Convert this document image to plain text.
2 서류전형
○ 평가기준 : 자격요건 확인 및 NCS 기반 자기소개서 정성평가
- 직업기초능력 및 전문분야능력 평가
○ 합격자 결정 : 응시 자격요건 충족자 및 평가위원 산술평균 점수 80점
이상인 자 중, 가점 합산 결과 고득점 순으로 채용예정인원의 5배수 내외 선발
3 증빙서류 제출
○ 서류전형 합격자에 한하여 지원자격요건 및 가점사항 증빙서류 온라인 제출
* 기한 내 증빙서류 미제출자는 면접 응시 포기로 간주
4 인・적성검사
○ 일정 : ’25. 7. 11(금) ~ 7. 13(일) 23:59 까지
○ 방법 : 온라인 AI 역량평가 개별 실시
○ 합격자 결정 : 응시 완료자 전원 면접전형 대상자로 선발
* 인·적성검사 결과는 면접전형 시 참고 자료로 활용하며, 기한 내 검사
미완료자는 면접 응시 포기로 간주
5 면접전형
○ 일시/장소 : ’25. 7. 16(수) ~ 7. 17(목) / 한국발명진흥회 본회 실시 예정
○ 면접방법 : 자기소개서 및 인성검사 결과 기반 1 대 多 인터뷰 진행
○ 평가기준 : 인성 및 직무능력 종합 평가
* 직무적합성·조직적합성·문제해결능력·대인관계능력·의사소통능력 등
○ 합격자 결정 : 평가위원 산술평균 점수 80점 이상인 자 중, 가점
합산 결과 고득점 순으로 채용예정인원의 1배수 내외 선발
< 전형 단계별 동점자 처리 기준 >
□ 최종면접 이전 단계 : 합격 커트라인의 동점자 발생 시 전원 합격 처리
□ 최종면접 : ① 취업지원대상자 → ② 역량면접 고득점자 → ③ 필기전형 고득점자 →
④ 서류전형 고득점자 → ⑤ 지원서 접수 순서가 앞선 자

· · · · ·

What is needed: Above are the records. Copy every line in them holding "증빙서류".

Answer to this exercise:
3 증빙서류 제출
○ 서류전형 합격자에 한하여 지원자격요건 및 가점사항 증빙서류 온라인 제출
* 기한 내 증빙서류 미제출자는 면접 응시 포기로 간주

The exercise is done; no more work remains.